Look through the lines below and extract any with the word "caption".

Dataset items:

*-*-*

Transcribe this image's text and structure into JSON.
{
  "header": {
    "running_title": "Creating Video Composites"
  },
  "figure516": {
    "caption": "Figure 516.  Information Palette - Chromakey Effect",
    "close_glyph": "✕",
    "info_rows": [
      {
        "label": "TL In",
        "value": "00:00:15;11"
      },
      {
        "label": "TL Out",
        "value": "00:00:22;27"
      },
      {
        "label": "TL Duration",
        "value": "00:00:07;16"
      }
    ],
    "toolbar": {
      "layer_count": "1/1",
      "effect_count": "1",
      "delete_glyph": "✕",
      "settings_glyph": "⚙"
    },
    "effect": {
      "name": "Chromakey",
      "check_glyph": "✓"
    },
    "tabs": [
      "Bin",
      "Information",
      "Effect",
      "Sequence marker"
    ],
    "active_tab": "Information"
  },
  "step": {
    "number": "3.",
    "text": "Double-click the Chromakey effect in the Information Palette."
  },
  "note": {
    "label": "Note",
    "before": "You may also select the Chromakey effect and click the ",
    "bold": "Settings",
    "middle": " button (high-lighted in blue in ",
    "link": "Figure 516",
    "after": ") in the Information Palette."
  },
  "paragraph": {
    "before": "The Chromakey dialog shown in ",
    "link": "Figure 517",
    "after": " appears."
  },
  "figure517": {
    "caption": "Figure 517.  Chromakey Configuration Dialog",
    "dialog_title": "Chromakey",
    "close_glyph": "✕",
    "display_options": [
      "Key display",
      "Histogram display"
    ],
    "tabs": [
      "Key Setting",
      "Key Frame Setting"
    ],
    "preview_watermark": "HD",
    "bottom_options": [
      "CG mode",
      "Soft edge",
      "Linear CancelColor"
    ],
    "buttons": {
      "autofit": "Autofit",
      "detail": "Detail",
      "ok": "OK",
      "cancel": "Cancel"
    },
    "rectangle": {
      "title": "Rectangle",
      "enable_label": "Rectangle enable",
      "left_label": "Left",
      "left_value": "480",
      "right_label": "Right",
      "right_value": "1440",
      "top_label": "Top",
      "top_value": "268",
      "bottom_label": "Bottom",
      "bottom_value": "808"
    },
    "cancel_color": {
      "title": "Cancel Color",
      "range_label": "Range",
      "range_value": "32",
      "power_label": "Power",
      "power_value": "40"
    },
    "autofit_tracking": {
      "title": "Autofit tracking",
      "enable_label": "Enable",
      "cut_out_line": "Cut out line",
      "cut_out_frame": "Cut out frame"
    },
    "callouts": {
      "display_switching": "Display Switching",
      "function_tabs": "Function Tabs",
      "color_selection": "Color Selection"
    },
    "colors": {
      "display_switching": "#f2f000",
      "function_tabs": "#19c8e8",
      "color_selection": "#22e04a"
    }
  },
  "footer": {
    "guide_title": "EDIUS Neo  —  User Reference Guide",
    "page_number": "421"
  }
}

*-*-*

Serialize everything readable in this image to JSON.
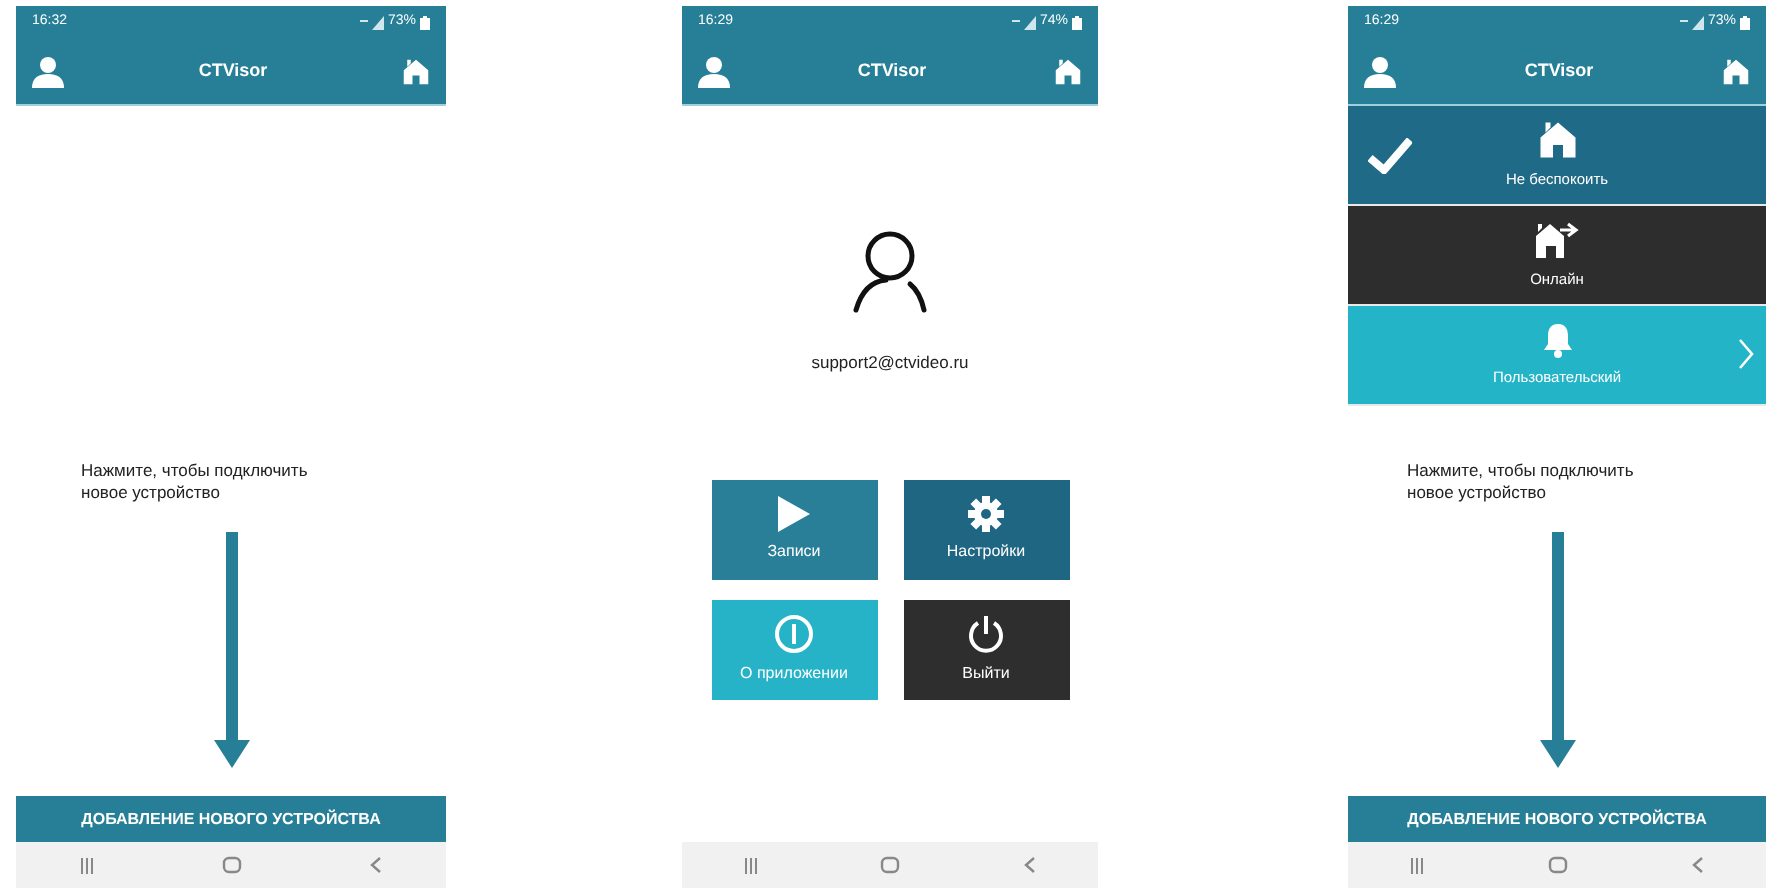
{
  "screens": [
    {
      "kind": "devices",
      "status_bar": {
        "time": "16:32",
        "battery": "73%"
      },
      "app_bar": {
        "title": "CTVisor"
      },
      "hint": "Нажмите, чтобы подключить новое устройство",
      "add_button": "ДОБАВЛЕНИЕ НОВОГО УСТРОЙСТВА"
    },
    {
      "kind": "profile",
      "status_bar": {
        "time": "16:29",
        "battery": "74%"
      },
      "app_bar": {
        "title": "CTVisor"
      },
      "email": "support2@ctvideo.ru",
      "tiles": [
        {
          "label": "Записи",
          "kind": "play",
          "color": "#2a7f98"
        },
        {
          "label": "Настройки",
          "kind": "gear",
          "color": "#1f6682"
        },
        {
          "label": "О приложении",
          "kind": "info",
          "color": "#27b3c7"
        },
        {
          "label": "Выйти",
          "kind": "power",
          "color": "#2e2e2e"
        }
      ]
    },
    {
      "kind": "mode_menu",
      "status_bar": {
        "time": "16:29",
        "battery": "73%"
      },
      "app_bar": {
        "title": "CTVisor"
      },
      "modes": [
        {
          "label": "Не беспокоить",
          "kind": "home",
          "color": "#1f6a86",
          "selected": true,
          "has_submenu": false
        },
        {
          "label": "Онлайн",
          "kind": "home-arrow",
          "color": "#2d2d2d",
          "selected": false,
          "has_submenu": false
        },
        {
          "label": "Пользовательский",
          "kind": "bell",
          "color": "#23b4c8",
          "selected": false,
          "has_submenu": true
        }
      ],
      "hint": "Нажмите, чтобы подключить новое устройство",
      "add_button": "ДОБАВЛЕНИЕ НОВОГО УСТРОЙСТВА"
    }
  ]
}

*-*-*

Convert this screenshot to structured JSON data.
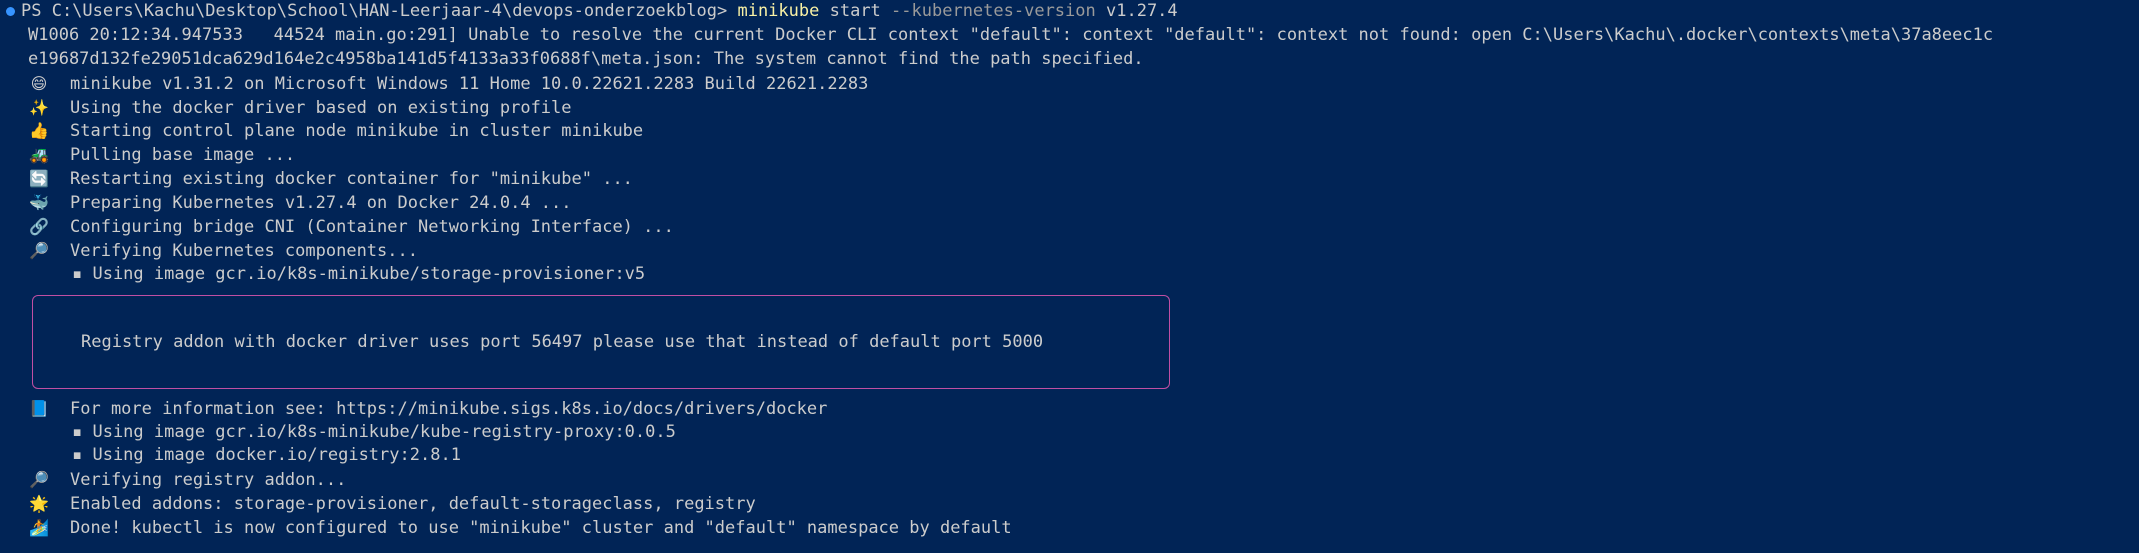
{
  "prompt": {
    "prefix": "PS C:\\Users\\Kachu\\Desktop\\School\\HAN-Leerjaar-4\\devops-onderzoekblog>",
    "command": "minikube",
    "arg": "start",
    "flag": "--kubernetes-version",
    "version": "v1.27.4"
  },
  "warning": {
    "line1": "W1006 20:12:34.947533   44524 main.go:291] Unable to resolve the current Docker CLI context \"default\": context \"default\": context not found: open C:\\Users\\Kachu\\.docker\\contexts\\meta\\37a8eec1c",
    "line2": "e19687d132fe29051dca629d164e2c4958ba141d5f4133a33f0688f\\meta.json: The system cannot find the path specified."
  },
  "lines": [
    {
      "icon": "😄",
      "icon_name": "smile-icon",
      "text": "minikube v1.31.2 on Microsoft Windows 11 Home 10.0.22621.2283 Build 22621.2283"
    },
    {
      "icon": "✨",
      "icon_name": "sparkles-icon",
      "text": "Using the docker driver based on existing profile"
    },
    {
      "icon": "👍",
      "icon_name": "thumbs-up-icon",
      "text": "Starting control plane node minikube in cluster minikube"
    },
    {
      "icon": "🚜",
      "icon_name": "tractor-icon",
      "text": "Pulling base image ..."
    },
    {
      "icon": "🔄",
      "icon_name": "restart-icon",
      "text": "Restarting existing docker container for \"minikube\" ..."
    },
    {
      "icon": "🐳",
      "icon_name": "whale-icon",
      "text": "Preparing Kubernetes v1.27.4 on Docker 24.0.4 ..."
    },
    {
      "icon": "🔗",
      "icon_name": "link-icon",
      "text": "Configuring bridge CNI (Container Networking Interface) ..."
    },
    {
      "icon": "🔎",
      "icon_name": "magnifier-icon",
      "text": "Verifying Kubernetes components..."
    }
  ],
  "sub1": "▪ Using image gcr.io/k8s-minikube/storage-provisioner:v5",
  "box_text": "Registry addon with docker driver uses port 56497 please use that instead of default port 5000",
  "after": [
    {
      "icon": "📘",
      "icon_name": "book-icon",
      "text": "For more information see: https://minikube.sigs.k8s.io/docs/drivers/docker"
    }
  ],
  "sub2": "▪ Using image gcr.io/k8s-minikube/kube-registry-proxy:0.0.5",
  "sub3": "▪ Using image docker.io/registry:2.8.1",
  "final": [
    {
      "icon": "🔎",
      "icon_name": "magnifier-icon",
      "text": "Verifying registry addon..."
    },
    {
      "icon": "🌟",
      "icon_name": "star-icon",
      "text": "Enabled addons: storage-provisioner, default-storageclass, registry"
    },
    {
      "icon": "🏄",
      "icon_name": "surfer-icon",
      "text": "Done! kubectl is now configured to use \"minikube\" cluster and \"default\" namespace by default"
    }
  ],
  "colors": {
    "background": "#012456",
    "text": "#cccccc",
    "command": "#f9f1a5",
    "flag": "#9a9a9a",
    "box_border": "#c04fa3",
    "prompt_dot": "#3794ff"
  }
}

*-*-*

_RESULT OF THE EXERCISE_
    "caption": "Figure 516.  Information Palette - Chromakey Effect",
    "caption": "Figure 517.  Chromakey Configuration Dialog",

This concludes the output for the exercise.